# WHAT IS REQUIRED:
Write each line out again exactly as written.

# INFORMATION SUPPLIED:
---------------
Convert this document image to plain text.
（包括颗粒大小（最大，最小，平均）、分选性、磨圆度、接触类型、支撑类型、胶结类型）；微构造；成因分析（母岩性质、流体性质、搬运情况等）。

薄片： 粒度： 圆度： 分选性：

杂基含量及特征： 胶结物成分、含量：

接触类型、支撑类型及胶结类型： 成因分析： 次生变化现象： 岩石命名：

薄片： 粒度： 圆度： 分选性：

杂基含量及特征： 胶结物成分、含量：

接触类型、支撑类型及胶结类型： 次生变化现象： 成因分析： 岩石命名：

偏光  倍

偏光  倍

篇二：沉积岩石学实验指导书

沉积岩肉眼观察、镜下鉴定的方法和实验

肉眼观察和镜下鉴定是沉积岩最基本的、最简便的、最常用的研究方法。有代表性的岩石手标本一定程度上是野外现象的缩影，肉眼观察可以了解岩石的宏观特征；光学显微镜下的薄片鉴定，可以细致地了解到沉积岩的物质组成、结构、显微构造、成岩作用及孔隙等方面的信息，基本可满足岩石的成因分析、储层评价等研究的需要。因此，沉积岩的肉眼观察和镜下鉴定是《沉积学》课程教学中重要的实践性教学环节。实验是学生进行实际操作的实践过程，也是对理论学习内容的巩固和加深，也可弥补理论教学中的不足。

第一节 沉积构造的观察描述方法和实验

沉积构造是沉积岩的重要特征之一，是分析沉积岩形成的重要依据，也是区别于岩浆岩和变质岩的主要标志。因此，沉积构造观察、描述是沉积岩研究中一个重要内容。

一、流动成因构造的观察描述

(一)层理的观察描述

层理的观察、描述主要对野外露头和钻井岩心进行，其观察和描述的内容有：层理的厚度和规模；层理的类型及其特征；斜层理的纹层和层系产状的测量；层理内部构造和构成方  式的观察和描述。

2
---------------
# RESPONSE TO THIS EXERCISE:
Convert this document image to plain text.
（包括颗粒大小（最大，最小，平均）、分选性、磨圆度、接触类型、支撑类型、胶结类型）；微构造；成因分析（母岩性质、流体性质、搬运情况等）。

薄片： 粒度： 圆度： 分选性：

杂基含量及特征： 胶结物成分、含量：

接触类型、支撑类型及胶结类型： 成因分析： 次生变化现象： 岩石命名：

薄片： 粒度： 圆度： 分选性：

杂基含量及特征： 胶结物成分、含量：

接触类型、支撑类型及胶结类型： 次生变化现象： 成因分析： 岩石命名：

偏光  倍

偏光  倍

篇二：沉积岩石学实验指导书

沉积岩肉眼观察、镜下鉴定的方法和实验

肉眼观察和镜下鉴定是沉积岩最基本的、最简便的、最常用的研究方法。有代表性的岩石手标本一定程度上是野外现象的缩影，肉眼观察可以了解岩石的宏观特征；光学显微镜下的薄片鉴定，可以细致地了解到沉积岩的物质组成、结构、显微构造、成岩作用及孔隙等方面的信息，基本可满足岩石的成因分析、储层评价等研究的需要。因此，沉积岩的肉眼观察和镜下鉴定是《沉积学》课程教学中重要的实践性教学环节。实验是学生进行实际操作的实践过程，也是对理论学习内容的巩固和加深，也可弥补理论教学中的不足。

第一节 沉积构造的观察描述方法和实验

沉积构造是沉积岩的重要特征之一，是分析沉积岩形成的重要依据，也是区别于岩浆岩和变质岩的主要标志。因此，沉积构造观察、描述是沉积岩研究中一个重要内容。

一、流动成因构造的观察描述

(一)层理的观察描述

层理的观察、描述主要对野外露头和钻井岩心进行，其观察和描述的内容有：层理的厚度和规模；层理的类型及其特征；斜层理的纹层和层系产状的测量；层理内部构造和构成方  式的观察和描述。

2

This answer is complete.